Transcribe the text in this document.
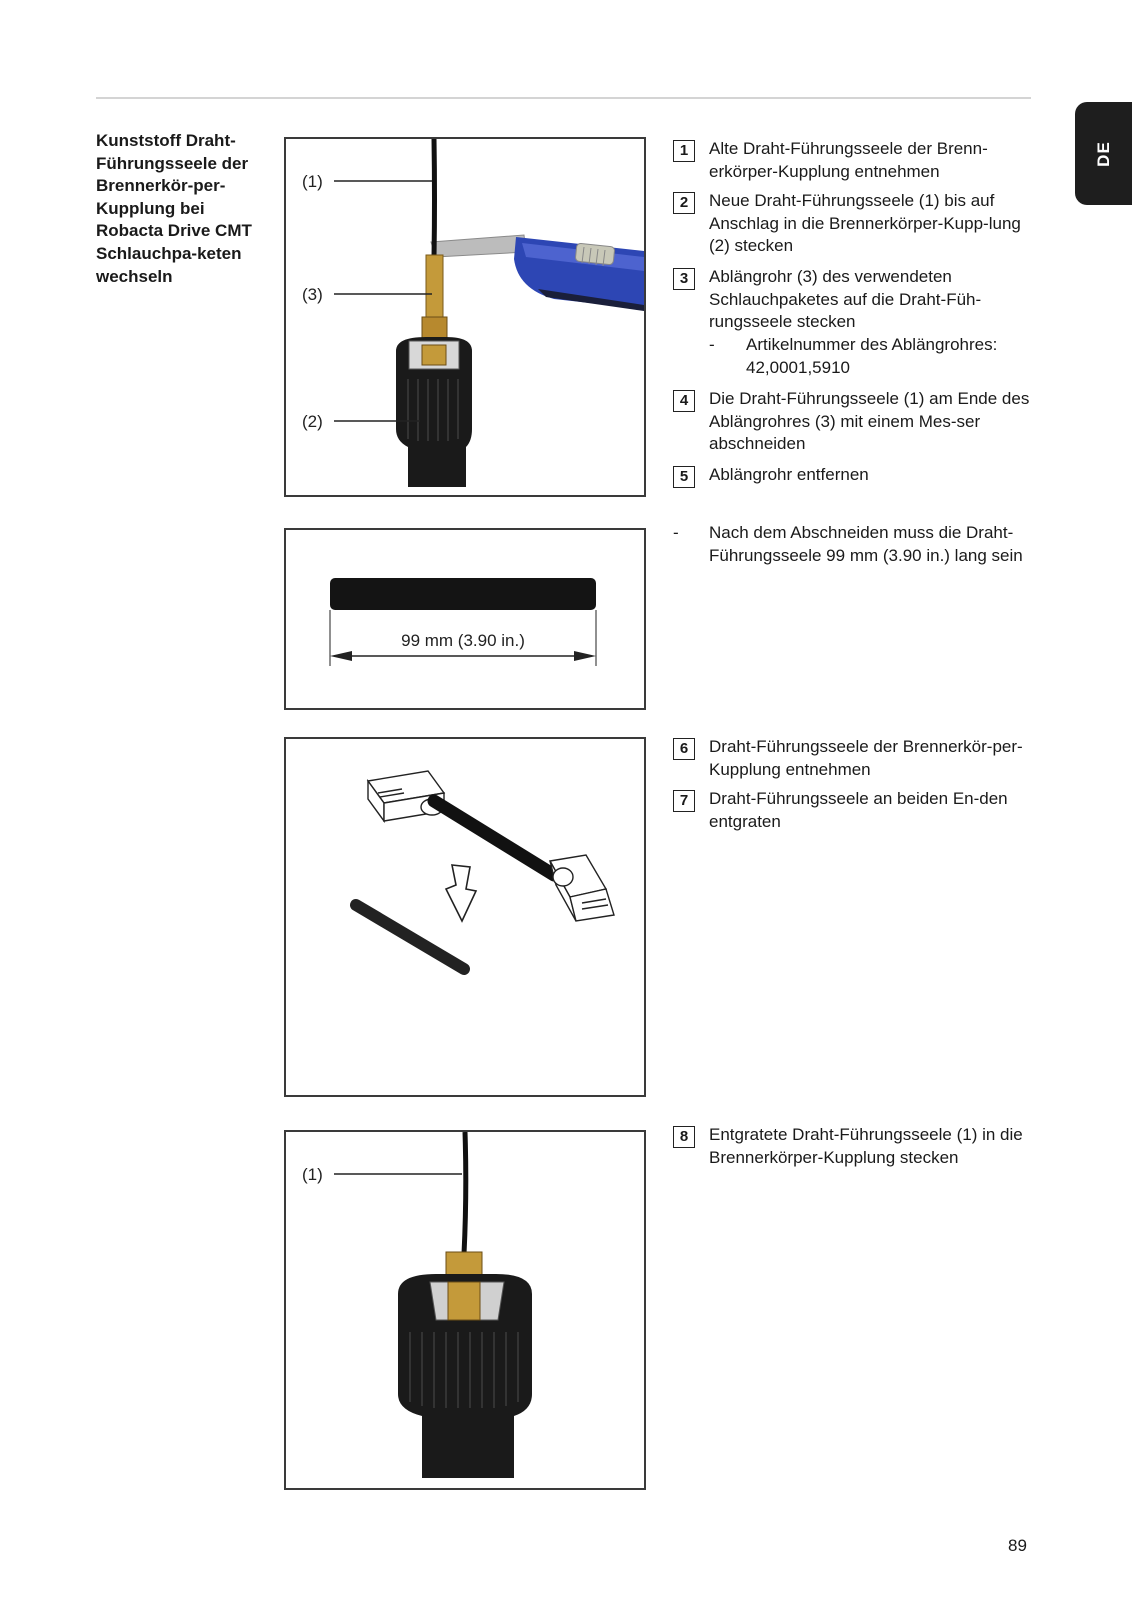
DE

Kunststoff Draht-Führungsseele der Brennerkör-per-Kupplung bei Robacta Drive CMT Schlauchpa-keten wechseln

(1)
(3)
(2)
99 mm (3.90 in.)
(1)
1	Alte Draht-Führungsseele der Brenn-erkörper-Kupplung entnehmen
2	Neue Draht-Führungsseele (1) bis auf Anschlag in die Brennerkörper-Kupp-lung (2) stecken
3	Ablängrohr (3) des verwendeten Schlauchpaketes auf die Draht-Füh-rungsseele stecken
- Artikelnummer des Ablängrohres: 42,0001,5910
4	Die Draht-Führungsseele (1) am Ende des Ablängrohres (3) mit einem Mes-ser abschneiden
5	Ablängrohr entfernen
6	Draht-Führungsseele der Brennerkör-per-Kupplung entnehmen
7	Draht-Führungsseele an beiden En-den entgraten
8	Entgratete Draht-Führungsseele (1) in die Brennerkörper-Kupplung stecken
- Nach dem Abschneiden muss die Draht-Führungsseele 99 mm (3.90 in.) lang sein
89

-- -- --

EXERCISE AIM: The pictures should not be reproduced; quote all of the other material exactly.

CORRECT RESPONSE:
Transcribe the text in this document.
DE

Kunststoff Draht-Führungsseele der Brennerkör-per-Kupplung bei Robacta Drive CMT Schlauchpa-keten wechseln

(1)
(3)
(2)
99 mm (3.90 in.)
(1)
1	Alte Draht-Führungsseele der Brenn-erkörper-Kupplung entnehmen
2	Neue Draht-Führungsseele (1) bis auf Anschlag in die Brennerkörper-Kupp-lung (2) stecken
3	Ablängrohr (3) des verwendeten Schlauchpaketes auf die Draht-Füh-rungsseele stecken
- Artikelnummer des Ablängrohres: 42,0001,5910
4	Die Draht-Führungsseele (1) am Ende des Ablängrohres (3) mit einem Mes-ser abschneiden
5	Ablängrohr entfernen
6	Draht-Führungsseele der Brennerkör-per-Kupplung entnehmen
7	Draht-Führungsseele an beiden En-den entgraten
8	Entgratete Draht-Führungsseele (1) in die Brennerkörper-Kupplung stecken
- Nach dem Abschneiden muss die Draht-Führungsseele 99 mm (3.90 in.) lang sein
89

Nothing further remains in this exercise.